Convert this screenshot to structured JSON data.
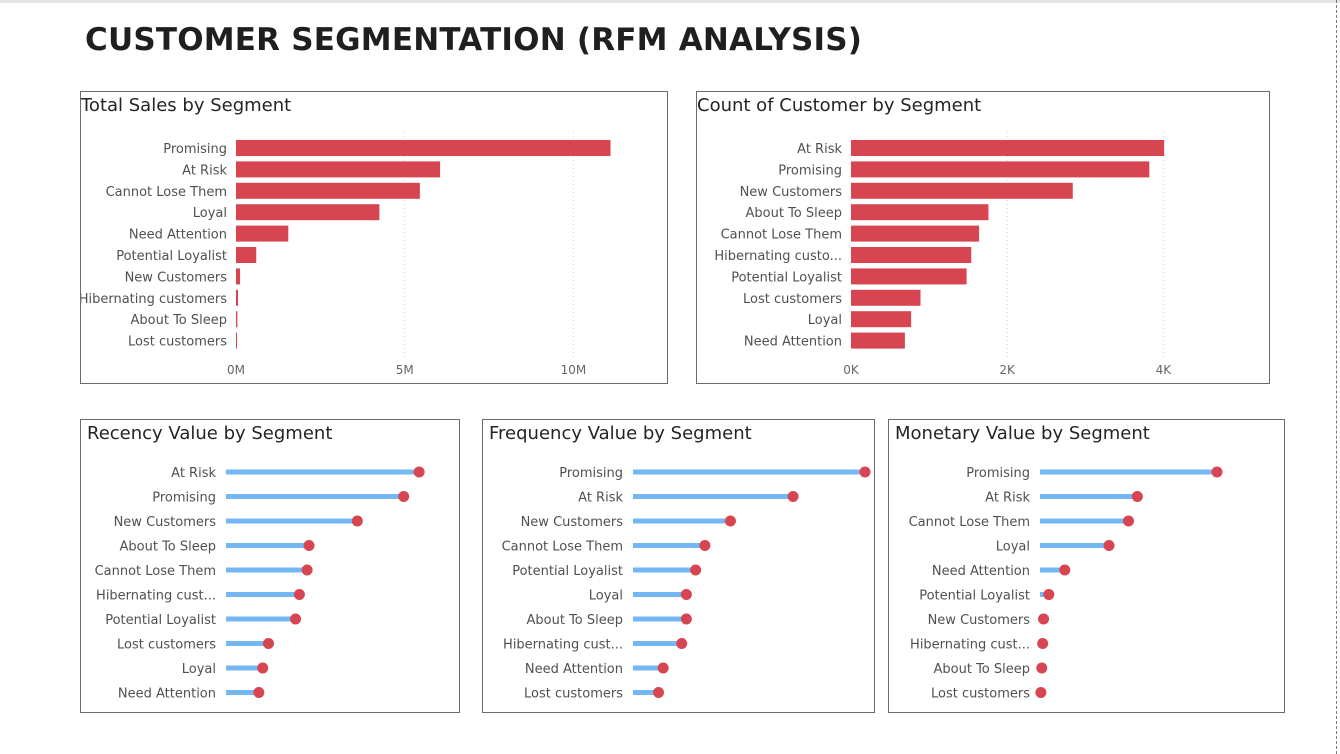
{
  "page": {
    "title": "CUSTOMER SEGMENTATION (RFM ANALYSIS)"
  },
  "colors": {
    "bar": "#d64550",
    "lollipop_line": "#73b8f5",
    "lollipop_dot": "#d64550",
    "gridline": "#d0d0d0"
  },
  "chart_data": [
    {
      "id": "total-sales",
      "type": "bar",
      "title": "Total Sales by Segment",
      "categories": [
        "Promising",
        "At Risk",
        "Cannot Lose Them",
        "Loyal",
        "Need Attention",
        "Potential Loyalist",
        "New Customers",
        "Hibernating customers",
        "About To Sleep",
        "Lost customers"
      ],
      "values": [
        11100000,
        6050000,
        5450000,
        4250000,
        1550000,
        600000,
        120000,
        60000,
        40000,
        30000
      ],
      "xlim": [
        0,
        11500000
      ],
      "xticks": [
        0,
        5000000,
        10000000
      ],
      "xtick_labels": [
        "0M",
        "5M",
        "10M"
      ],
      "grid": true
    },
    {
      "id": "customer-count",
      "type": "bar",
      "title": "Count of Customer by Segment",
      "categories": [
        "At Risk",
        "Promising",
        "New Customers",
        "About To Sleep",
        "Cannot Lose Them",
        "Hibernating custo...",
        "Potential Loyalist",
        "Lost customers",
        "Loyal",
        "Need Attention"
      ],
      "values": [
        4010,
        3820,
        2840,
        1760,
        1640,
        1540,
        1480,
        890,
        770,
        690
      ],
      "xlim": [
        0,
        4200
      ],
      "xticks": [
        0,
        2000,
        4000
      ],
      "xtick_labels": [
        "0K",
        "2K",
        "4K"
      ],
      "grid": true
    },
    {
      "id": "recency",
      "type": "lollipop",
      "title": "Recency Value by Segment",
      "categories": [
        "At Risk",
        "Promising",
        "New Customers",
        "About To Sleep",
        "Cannot Lose Them",
        "Hibernating cust...",
        "Potential Loyalist",
        "Lost customers",
        "Loyal",
        "Need Attention"
      ],
      "values": [
        100,
        92,
        68,
        43,
        42,
        38,
        36,
        22,
        19,
        17
      ],
      "xlim": [
        0,
        102
      ]
    },
    {
      "id": "frequency",
      "type": "lollipop",
      "title": "Frequency Value by Segment",
      "categories": [
        "Promising",
        "At Risk",
        "New Customers",
        "Cannot Lose Them",
        "Potential Loyalist",
        "Loyal",
        "About To Sleep",
        "Hibernating cust...",
        "Need Attention",
        "Lost customers"
      ],
      "values": [
        100,
        69,
        42,
        31,
        27,
        23,
        23,
        21,
        13,
        11
      ],
      "xlim": [
        0,
        100
      ]
    },
    {
      "id": "monetary",
      "type": "lollipop",
      "title": "Monetary Value by Segment",
      "categories": [
        "Promising",
        "At Risk",
        "Cannot Lose Them",
        "Loyal",
        "Need Attention",
        "Potential Loyalist",
        "New Customers",
        "Hibernating cust...",
        "About To Sleep",
        "Lost customers"
      ],
      "values": [
        100,
        55,
        50,
        39,
        14,
        5,
        2,
        1.5,
        1,
        0.5
      ],
      "xlim": [
        0,
        100
      ]
    }
  ]
}
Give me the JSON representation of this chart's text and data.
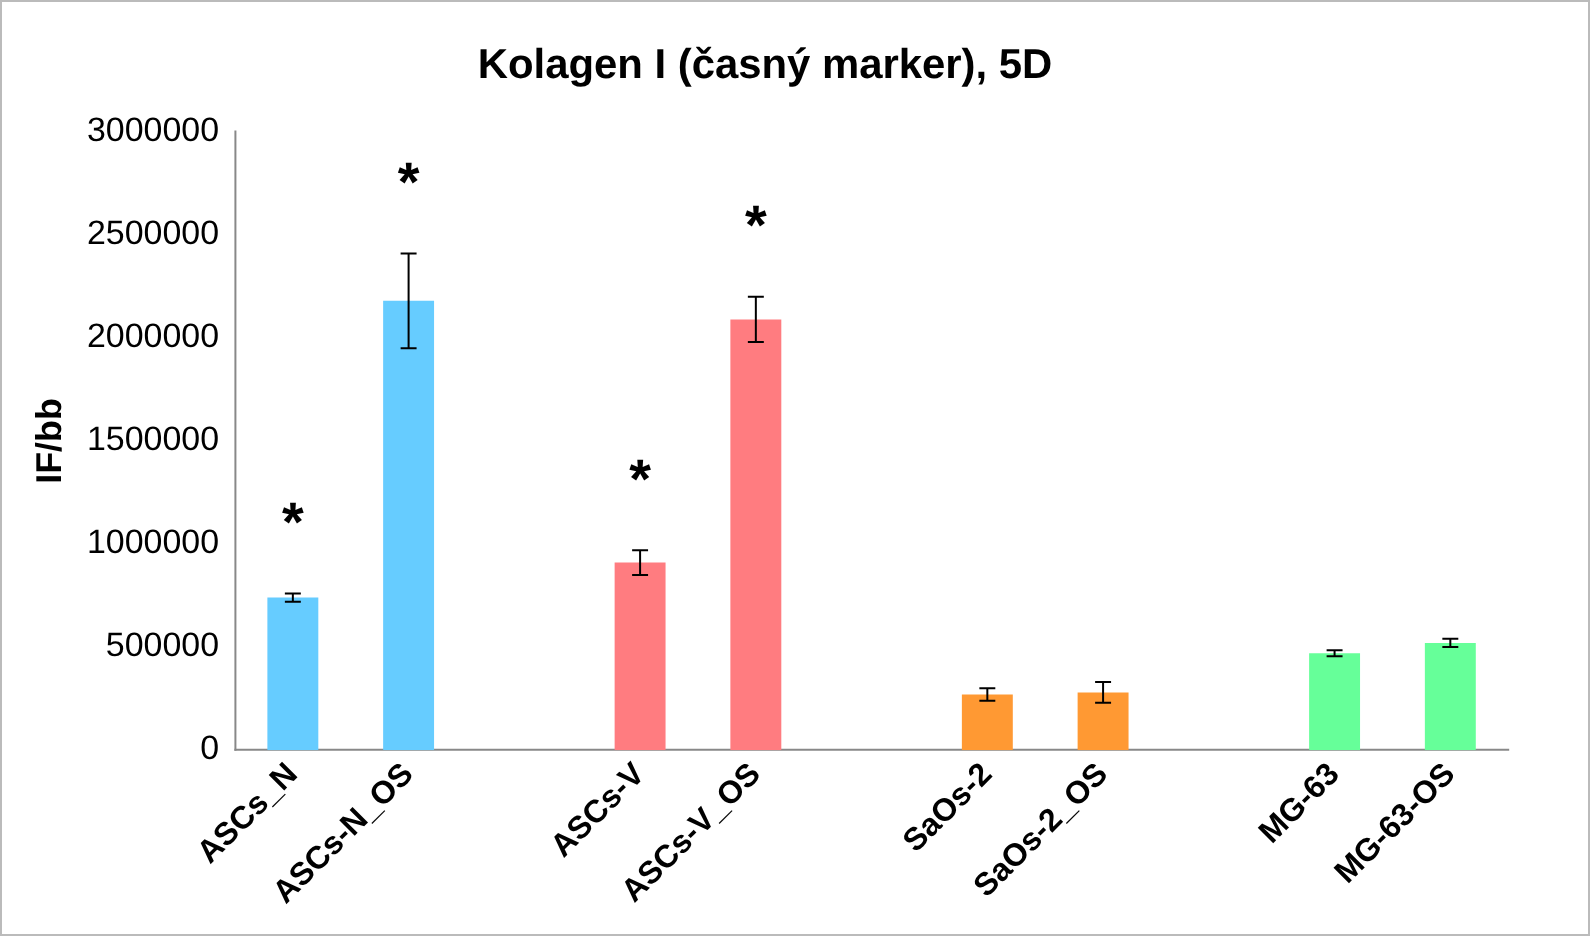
{
  "chart_data": {
    "type": "bar",
    "title": "Kolagen I (časný marker), 5D",
    "ylabel": "IF/bb",
    "categories": [
      "ASCs_N",
      "ASCs-N_OS",
      null,
      "ASCs-V",
      "ASCs-V_OS",
      null,
      "SaOs-2",
      "SaOs-2_OS",
      null,
      "MG-63",
      "MG-63-OS"
    ],
    "values": [
      740000,
      2180000,
      null,
      910000,
      2090000,
      null,
      270000,
      280000,
      null,
      470000,
      520000
    ],
    "errors": [
      20000,
      230000,
      null,
      60000,
      110000,
      null,
      30000,
      50000,
      null,
      15000,
      20000
    ],
    "colors": [
      "#66ccff",
      "#66ccff",
      "#66ccff",
      "#ff7c80",
      "#ff7c80",
      "#ff7c80",
      "#ff9933",
      "#ff9933",
      "#ff9933",
      "#66ff99",
      "#66ff99"
    ],
    "ylim": [
      0,
      3000000
    ],
    "yticks": [
      0,
      500000,
      1000000,
      1500000,
      2000000,
      2500000,
      3000000
    ],
    "grid": false,
    "legend": false,
    "annotations": [
      {
        "text": "*",
        "x": "ASCs_N",
        "y": 740000
      },
      {
        "text": "*",
        "x": "ASCs-N_OS",
        "y": 2180000
      },
      {
        "text": "*",
        "x": "ASCs-V",
        "y": 910000
      },
      {
        "text": "*",
        "x": "ASCs-V_OS",
        "y": 2090000
      }
    ]
  }
}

■ ■ ■ ■ ■ ■ ■

WHAT IS BEING ASKED »
From start to finish, output the listing exactly, but omit its pictures.

OUTPUT OF THE EXERCISE »
Convert this screenshot to structured JSON data.
{
  "page": {
    "title": "CUSTOMER SEGMENTATION (RFM ANALYSIS)"
  },
  "colors": {
    "bar": "#d64550",
    "lollipop_line": "#73b8f5",
    "lollipop_dot": "#d64550",
    "gridline": "#d0d0d0"
  },
  "chart_data": [
    {
      "id": "total-sales",
      "type": "bar",
      "title": "Total Sales by Segment",
      "categories": [
        "Promising",
        "At Risk",
        "Cannot Lose Them",
        "Loyal",
        "Need Attention",
        "Potential Loyalist",
        "New Customers",
        "Hibernating customers",
        "About To Sleep",
        "Lost customers"
      ],
      "values": [
        11100000,
        6050000,
        5450000,
        4250000,
        1550000,
        600000,
        120000,
        60000,
        40000,
        30000
      ],
      "xlim": [
        0,
        11500000
      ],
      "xticks": [
        0,
        5000000,
        10000000
      ],
      "xtick_labels": [
        "0M",
        "5M",
        "10M"
      ],
      "grid": true
    },
    {
      "id": "customer-count",
      "type": "bar",
      "title": "Count of Customer by Segment",
      "categories": [
        "At Risk",
        "Promising",
        "New Customers",
        "About To Sleep",
        "Cannot Lose Them",
        "Hibernating custo...",
        "Potential Loyalist",
        "Lost customers",
        "Loyal",
        "Need Attention"
      ],
      "values": [
        4010,
        3820,
        2840,
        1760,
        1640,
        1540,
        1480,
        890,
        770,
        690
      ],
      "xlim": [
        0,
        4200
      ],
      "xticks": [
        0,
        2000,
        4000
      ],
      "xtick_labels": [
        "0K",
        "2K",
        "4K"
      ],
      "grid": true
    },
    {
      "id": "recency",
      "type": "lollipop",
      "title": "Recency Value by Segment",
      "categories": [
        "At Risk",
        "Promising",
        "New Customers",
        "About To Sleep",
        "Cannot Lose Them",
        "Hibernating cust...",
        "Potential Loyalist",
        "Lost customers",
        "Loyal",
        "Need Attention"
      ],
      "values": [
        100,
        92,
        68,
        43,
        42,
        38,
        36,
        22,
        19,
        17
      ],
      "xlim": [
        0,
        102
      ]
    },
    {
      "id": "frequency",
      "type": "lollipop",
      "title": "Frequency Value by Segment",
      "categories": [
        "Promising",
        "At Risk",
        "New Customers",
        "Cannot Lose Them",
        "Potential Loyalist",
        "Loyal",
        "About To Sleep",
        "Hibernating cust...",
        "Need Attention",
        "Lost customers"
      ],
      "values": [
        100,
        69,
        42,
        31,
        27,
        23,
        23,
        21,
        13,
        11
      ],
      "xlim": [
        0,
        100
      ]
    },
    {
      "id": "monetary",
      "type": "lollipop",
      "title": "Monetary Value by Segment",
      "categories": [
        "Promising",
        "At Risk",
        "Cannot Lose Them",
        "Loyal",
        "Need Attention",
        "Potential Loyalist",
        "New Customers",
        "Hibernating cust...",
        "About To Sleep",
        "Lost customers"
      ],
      "values": [
        100,
        55,
        50,
        39,
        14,
        5,
        2,
        1.5,
        1,
        0.5
      ],
      "xlim": [
        0,
        100
      ]
    }
  ]
}
Give me the JSON representation of this chart's text and data.
{
  "chart_data": {
    "type": "bar",
    "title": "Kolagen I (časný marker), 5D",
    "ylabel": "IF/bb",
    "categories": [
      "ASCs_N",
      "ASCs-N_OS",
      null,
      "ASCs-V",
      "ASCs-V_OS",
      null,
      "SaOs-2",
      "SaOs-2_OS",
      null,
      "MG-63",
      "MG-63-OS"
    ],
    "values": [
      740000,
      2180000,
      null,
      910000,
      2090000,
      null,
      270000,
      280000,
      null,
      470000,
      520000
    ],
    "errors": [
      20000,
      230000,
      null,
      60000,
      110000,
      null,
      30000,
      50000,
      null,
      15000,
      20000
    ],
    "colors": [
      "#66ccff",
      "#66ccff",
      "#66ccff",
      "#ff7c80",
      "#ff7c80",
      "#ff7c80",
      "#ff9933",
      "#ff9933",
      "#ff9933",
      "#66ff99",
      "#66ff99"
    ],
    "ylim": [
      0,
      3000000
    ],
    "yticks": [
      0,
      500000,
      1000000,
      1500000,
      2000000,
      2500000,
      3000000
    ],
    "grid": false,
    "legend": false,
    "annotations": [
      {
        "text": "*",
        "x": "ASCs_N",
        "y": 740000
      },
      {
        "text": "*",
        "x": "ASCs-N_OS",
        "y": 2180000
      },
      {
        "text": "*",
        "x": "ASCs-V",
        "y": 910000
      },
      {
        "text": "*",
        "x": "ASCs-V_OS",
        "y": 2090000
      }
    ]
  }
}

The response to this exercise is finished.